Directive: Make an exact copy of the lines, leaving the pictures out.

Data listing:
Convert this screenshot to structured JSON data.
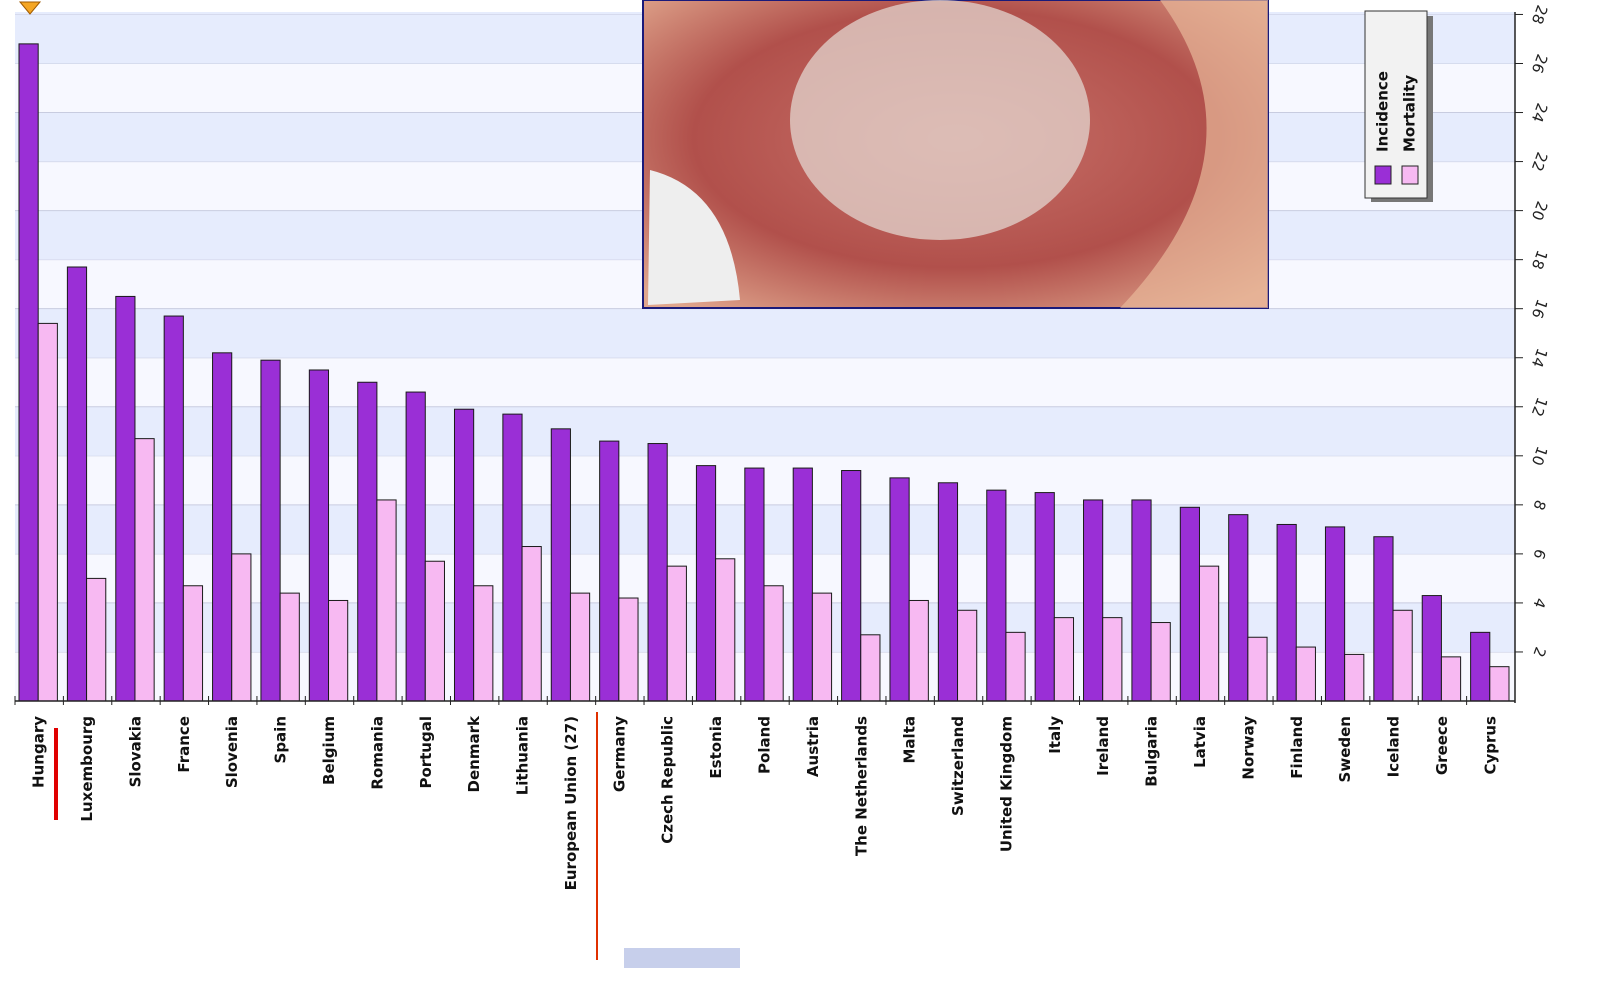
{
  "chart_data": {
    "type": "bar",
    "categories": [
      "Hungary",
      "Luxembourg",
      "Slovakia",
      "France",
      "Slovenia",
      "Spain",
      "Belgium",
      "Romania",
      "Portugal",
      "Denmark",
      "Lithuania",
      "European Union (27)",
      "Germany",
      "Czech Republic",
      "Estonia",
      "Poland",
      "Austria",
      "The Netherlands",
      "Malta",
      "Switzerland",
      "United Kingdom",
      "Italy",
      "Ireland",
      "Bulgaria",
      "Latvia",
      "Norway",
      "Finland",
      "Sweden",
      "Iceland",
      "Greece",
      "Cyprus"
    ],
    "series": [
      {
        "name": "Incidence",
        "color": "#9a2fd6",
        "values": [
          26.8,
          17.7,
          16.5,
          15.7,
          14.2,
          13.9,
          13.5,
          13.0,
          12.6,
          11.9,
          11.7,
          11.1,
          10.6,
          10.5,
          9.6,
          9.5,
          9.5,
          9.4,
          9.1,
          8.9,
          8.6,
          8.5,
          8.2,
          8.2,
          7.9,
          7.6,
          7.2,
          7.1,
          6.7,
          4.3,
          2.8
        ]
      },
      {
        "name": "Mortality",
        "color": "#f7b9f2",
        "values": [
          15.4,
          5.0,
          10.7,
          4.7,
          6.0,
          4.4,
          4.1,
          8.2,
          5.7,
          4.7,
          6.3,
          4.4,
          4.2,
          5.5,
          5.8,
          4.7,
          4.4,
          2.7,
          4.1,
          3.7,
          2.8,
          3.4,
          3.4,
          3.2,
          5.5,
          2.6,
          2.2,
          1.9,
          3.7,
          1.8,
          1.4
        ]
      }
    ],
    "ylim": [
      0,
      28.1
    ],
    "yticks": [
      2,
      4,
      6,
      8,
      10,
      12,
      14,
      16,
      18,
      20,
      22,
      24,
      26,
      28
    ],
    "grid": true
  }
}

Reply:
Convert this screenshot to structured JSON data.
{
  "chart_data": {
    "type": "bar",
    "categories": [
      "Hungary",
      "Luxembourg",
      "Slovakia",
      "France",
      "Slovenia",
      "Spain",
      "Belgium",
      "Romania",
      "Portugal",
      "Denmark",
      "Lithuania",
      "European Union (27)",
      "Germany",
      "Czech Republic",
      "Estonia",
      "Poland",
      "Austria",
      "The Netherlands",
      "Malta",
      "Switzerland",
      "United Kingdom",
      "Italy",
      "Ireland",
      "Bulgaria",
      "Latvia",
      "Norway",
      "Finland",
      "Sweden",
      "Iceland",
      "Greece",
      "Cyprus"
    ],
    "series": [
      {
        "name": "Incidence",
        "color": "#9a2fd6",
        "values": [
          26.8,
          17.7,
          16.5,
          15.7,
          14.2,
          13.9,
          13.5,
          13.0,
          12.6,
          11.9,
          11.7,
          11.1,
          10.6,
          10.5,
          9.6,
          9.5,
          9.5,
          9.4,
          9.1,
          8.9,
          8.6,
          8.5,
          8.2,
          8.2,
          7.9,
          7.6,
          7.2,
          7.1,
          6.7,
          4.3,
          2.8
        ]
      },
      {
        "name": "Mortality",
        "color": "#f7b9f2",
        "values": [
          15.4,
          5.0,
          10.7,
          4.7,
          6.0,
          4.4,
          4.1,
          8.2,
          5.7,
          4.7,
          6.3,
          4.4,
          4.2,
          5.5,
          5.8,
          4.7,
          4.4,
          2.7,
          4.1,
          3.7,
          2.8,
          3.4,
          3.4,
          3.2,
          5.5,
          2.6,
          2.2,
          1.9,
          3.7,
          1.8,
          1.4
        ]
      }
    ],
    "ylim": [
      0,
      28.1
    ],
    "yticks": [
      2,
      4,
      6,
      8,
      10,
      12,
      14,
      16,
      18,
      20,
      22,
      24,
      26,
      28
    ],
    "grid": true
  }
}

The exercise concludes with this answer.